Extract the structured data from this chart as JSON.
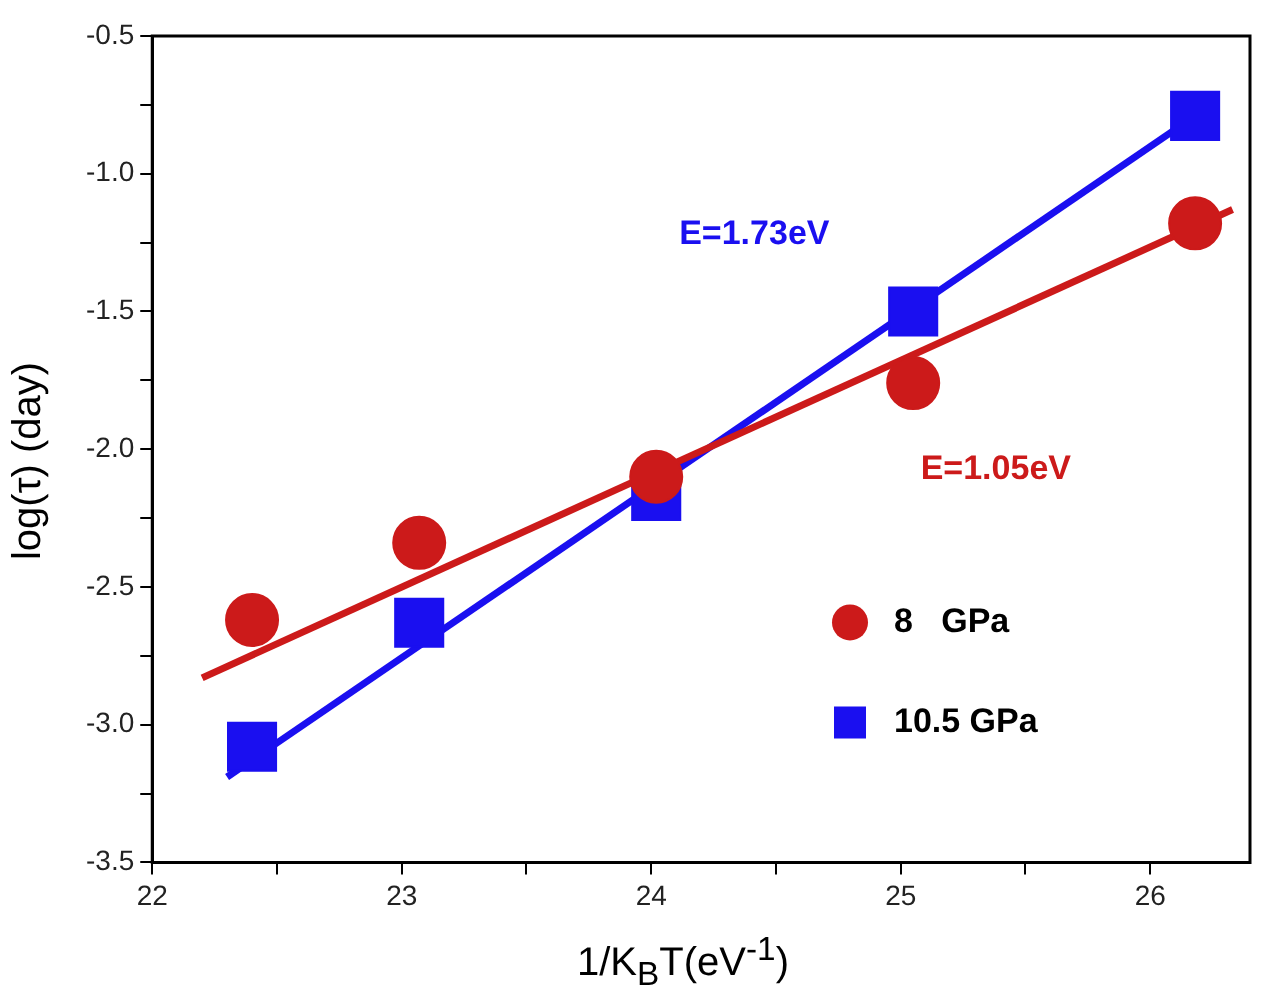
{
  "chart_data": {
    "type": "scatter",
    "xlabel": "1/K$_{B}$T(eV$^{-1}$)",
    "ylabel": "log(τ) (day)",
    "xlim": [
      22,
      26.4
    ],
    "xticks": [
      22,
      {
        "value": 22.5,
        "label": null
      },
      23,
      {
        "value": 23.5,
        "label": null
      },
      24,
      {
        "value": 24.5,
        "label": null
      },
      25,
      {
        "value": 25.5,
        "label": null
      },
      26
    ],
    "ylim": [
      -3.5,
      -0.5
    ],
    "yticks": [
      {
        "value": -3.5,
        "label": "-3.5"
      },
      {
        "value": -3.25,
        "label": null
      },
      {
        "value": -3,
        "label": "-3.0"
      },
      {
        "value": -2.75,
        "label": null
      },
      {
        "value": -2.5,
        "label": "-2.5"
      },
      {
        "value": -2.25,
        "label": null
      },
      {
        "value": -2,
        "label": "-2.0"
      },
      {
        "value": -1.75,
        "label": null
      },
      {
        "value": -1.5,
        "label": "-1.5"
      },
      {
        "value": -1.25,
        "label": null
      },
      {
        "value": -1,
        "label": "-1.0"
      },
      {
        "value": -0.75,
        "label": null
      },
      {
        "value": -0.5,
        "label": "-0.5"
      }
    ],
    "grid": false,
    "legend": "bottom right",
    "series": [
      {
        "name": "8   GPa",
        "marker": "circle",
        "color": "#cc1a1a",
        "x": [
          22.4,
          23.07,
          24.02,
          25.05,
          26.18
        ],
        "values": [
          -2.62,
          -2.34,
          -2.1,
          -1.76,
          -1.18
        ]
      },
      {
        "name": "10.5 GPa",
        "marker": "square",
        "color": "#1a0ff0",
        "x": [
          22.4,
          23.07,
          24.02,
          25.05,
          26.18
        ],
        "values": [
          -3.08,
          -2.63,
          -2.17,
          -1.5,
          -0.79
        ]
      },
      {
        "type": "line",
        "marker": "none",
        "color": "#cc1a1a",
        "x": [
          22.2,
          26.33
        ],
        "values": [
          -2.83,
          -1.13
        ]
      },
      {
        "type": "line",
        "marker": "none",
        "color": "#1a0ff0",
        "x": [
          22.3,
          26.18
        ],
        "values": [
          -3.19,
          -0.79
        ]
      }
    ],
    "annotations": [
      "E=1.05eV",
      "E=1.73eV"
    ]
  }
}
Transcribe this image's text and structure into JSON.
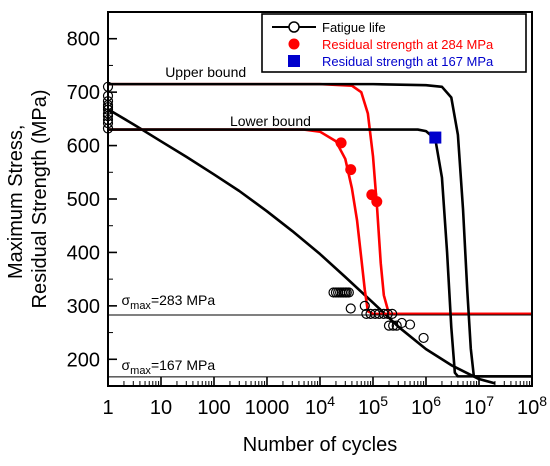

(What to produce) Pull out and copy each line containing the string "marker".

(Answer for this exercise)
        "marker": "circle",
        "marker": "square",
        "marker": "none",
        "marker": "none",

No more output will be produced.